→ WRITTEN EXERCISE: Here are records with pictures in them. Copy all of them exactly and leave the pictures out.

## begin RECORDS TO PROCESS

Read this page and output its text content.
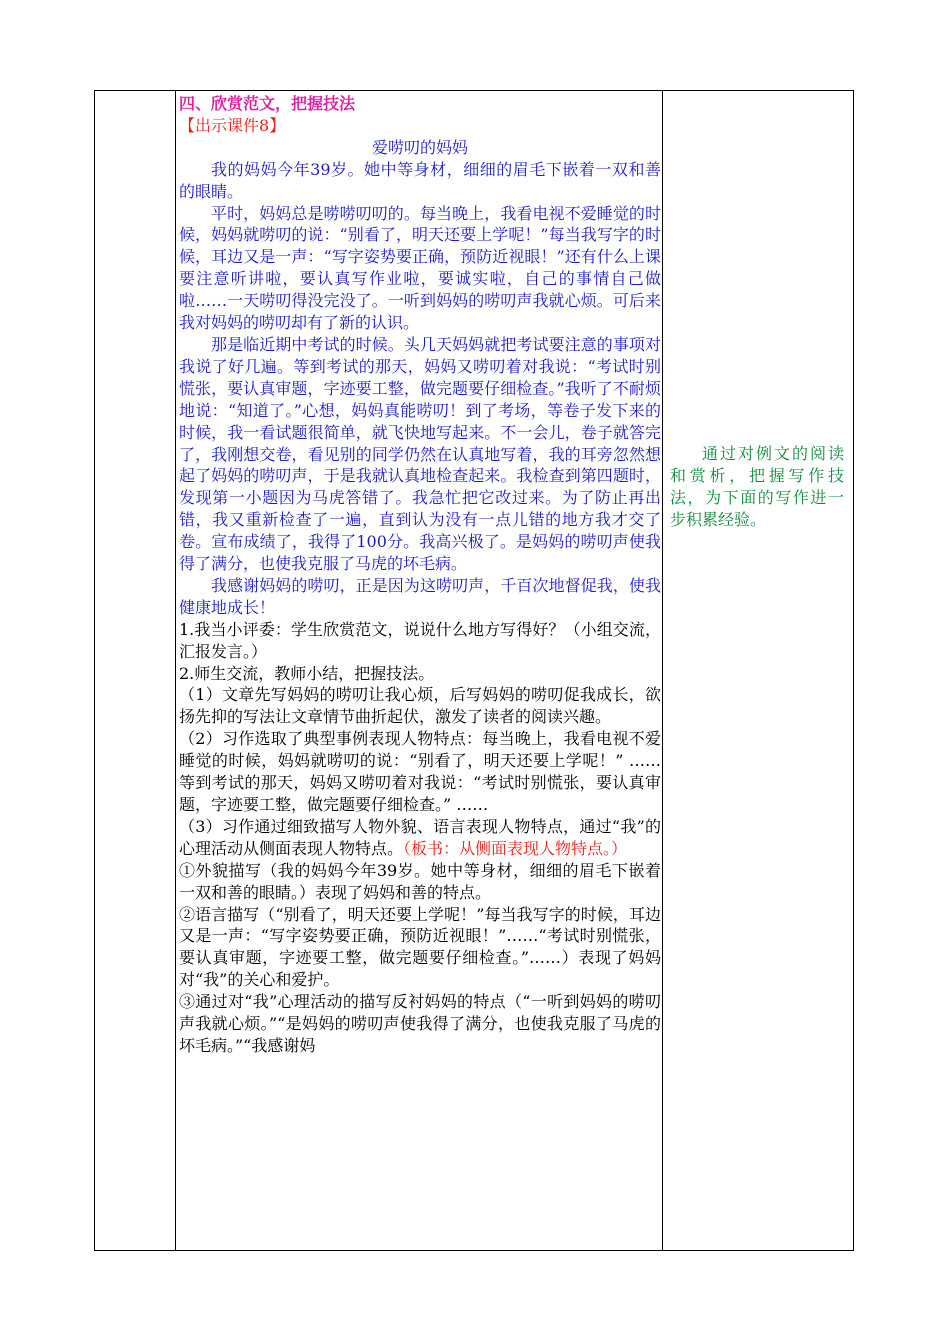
四、欣赏范文，把握技法

【出示课件8】

爱唠叨的妈妈

我的妈妈今年39岁。她中等身材，细细的眉毛下嵌着一双和善的眼睛。

平时，妈妈总是唠唠叨叨的。每当晚上，我看电视不爱睡觉的时候，妈妈就唠叨的说：“别看了，明天还要上学呢！”每当我写字的时候，耳边又是一声：“写字姿势要正确，预防近视眼！”还有什么上课要注意听讲啦，要认真写作业啦，要诚实啦，自己的事情自己做啦……一天唠叨得没完没了。一听到妈妈的唠叨声我就心烦。可后来我对妈妈的唠叨却有了新的认识。

那是临近期中考试的时候。头几天妈妈就把考试要注意的事项对我说了好几遍。等到考试的那天，妈妈又唠叨着对我说：“考试时别慌张，要认真审题，字迹要工整，做完题要仔细检查。”我听了不耐烦地说：“知道了。”心想，妈妈真能唠叨！到了考场，等卷子发下来的时候，我一看试题很简单，就飞快地写起来。不一会儿，卷子就答完了，我刚想交卷，看见别的同学仍然在认真地写着，我的耳旁忽然想起了妈妈的唠叨声，于是我就认真地检查起来。我检查到第四题时，发现第一小题因为马虎答错了。我急忙把它改过来。为了防止再出错，我又重新检查了一遍，直到认为没有一点儿错的地方我才交了卷。宣布成绩了，我得了100分。我高兴极了。是妈妈的唠叨声使我得了满分，也使我克服了马虎的坏毛病。

我感谢妈妈的唠叨，正是因为这唠叨声，千百次地督促我，使我健康地成长！

1.我当小评委：学生欣赏范文，说说什么地方写得好？（小组交流，汇报发言。）

2.师生交流，教师小结，把握技法。

（1）文章先写妈妈的唠叨让我心烦，后写妈妈的唠叨促我成长，欲扬先抑的写法让文章情节曲折起伏，激发了读者的阅读兴趣。

（2）习作选取了典型事例表现人物特点：每当晚上，我看电视不爱睡觉的时候，妈妈就唠叨的说：“别看了，明天还要上学呢！” ……等到考试的那天，妈妈又唠叨着对我说：“考试时别慌张，要认真审题，字迹要工整，做完题要仔细检查。” ……

（3）习作通过细致描写人物外貌、语言表现人物特点，通过“我”的心理活动从侧面表现人物特点。（板书：从侧面表现人物特点。）

①外貌描写（我的妈妈今年39岁。她中等身材，细细的眉毛下嵌着一双和善的眼睛。）表现了妈妈和善的特点。

②语言描写（“别看了，明天还要上学呢！”每当我写字的时候，耳边又是一声：“写字姿势要正确，预防近视眼！”……“考试时别慌张，要认真审题，字迹要工整，做完题要仔细检查。”……）表现了妈妈对“我”的关心和爱护。

③通过对“我”心理活动的描写反衬妈妈的特点（“一听到妈妈的唠叨声我就心烦。”“是妈妈的唠叨声使我得了满分，也使我克服了马虎的坏毛病。”“我感谢妈

通过对例文的阅读和赏析，把握写作技法，为下面的写作进一步积累经验。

## end RECORDS TO PROCESS

→ CORRECT RESPONSE:
Read this page and output its text content.
四、欣赏范文，把握技法

【出示课件8】

爱唠叨的妈妈

我的妈妈今年39岁。她中等身材，细细的眉毛下嵌着一双和善的眼睛。

平时，妈妈总是唠唠叨叨的。每当晚上，我看电视不爱睡觉的时候，妈妈就唠叨的说：“别看了，明天还要上学呢！”每当我写字的时候，耳边又是一声：“写字姿势要正确，预防近视眼！”还有什么上课要注意听讲啦，要认真写作业啦，要诚实啦，自己的事情自己做啦……一天唠叨得没完没了。一听到妈妈的唠叨声我就心烦。可后来我对妈妈的唠叨却有了新的认识。

那是临近期中考试的时候。头几天妈妈就把考试要注意的事项对我说了好几遍。等到考试的那天，妈妈又唠叨着对我说：“考试时别慌张，要认真审题，字迹要工整，做完题要仔细检查。”我听了不耐烦地说：“知道了。”心想，妈妈真能唠叨！到了考场，等卷子发下来的时候，我一看试题很简单，就飞快地写起来。不一会儿，卷子就答完了，我刚想交卷，看见别的同学仍然在认真地写着，我的耳旁忽然想起了妈妈的唠叨声，于是我就认真地检查起来。我检查到第四题时，发现第一小题因为马虎答错了。我急忙把它改过来。为了防止再出错，我又重新检查了一遍，直到认为没有一点儿错的地方我才交了卷。宣布成绩了，我得了100分。我高兴极了。是妈妈的唠叨声使我得了满分，也使我克服了马虎的坏毛病。

我感谢妈妈的唠叨，正是因为这唠叨声，千百次地督促我，使我健康地成长！

1.我当小评委：学生欣赏范文，说说什么地方写得好？（小组交流，汇报发言。）

2.师生交流，教师小结，把握技法。

（1）文章先写妈妈的唠叨让我心烦，后写妈妈的唠叨促我成长，欲扬先抑的写法让文章情节曲折起伏，激发了读者的阅读兴趣。

（2）习作选取了典型事例表现人物特点：每当晚上，我看电视不爱睡觉的时候，妈妈就唠叨的说：“别看了，明天还要上学呢！” ……等到考试的那天，妈妈又唠叨着对我说：“考试时别慌张，要认真审题，字迹要工整，做完题要仔细检查。” ……

（3）习作通过细致描写人物外貌、语言表现人物特点，通过“我”的心理活动从侧面表现人物特点。（板书：从侧面表现人物特点。）

①外貌描写（我的妈妈今年39岁。她中等身材，细细的眉毛下嵌着一双和善的眼睛。）表现了妈妈和善的特点。

②语言描写（“别看了，明天还要上学呢！”每当我写字的时候，耳边又是一声：“写字姿势要正确，预防近视眼！”……“考试时别慌张，要认真审题，字迹要工整，做完题要仔细检查。”……）表现了妈妈对“我”的关心和爱护。

③通过对“我”心理活动的描写反衬妈妈的特点（“一听到妈妈的唠叨声我就心烦。”“是妈妈的唠叨声使我得了满分，也使我克服了马虎的坏毛病。”“我感谢妈

通过对例文的阅读和赏析，把握写作技法，为下面的写作进一步积累经验。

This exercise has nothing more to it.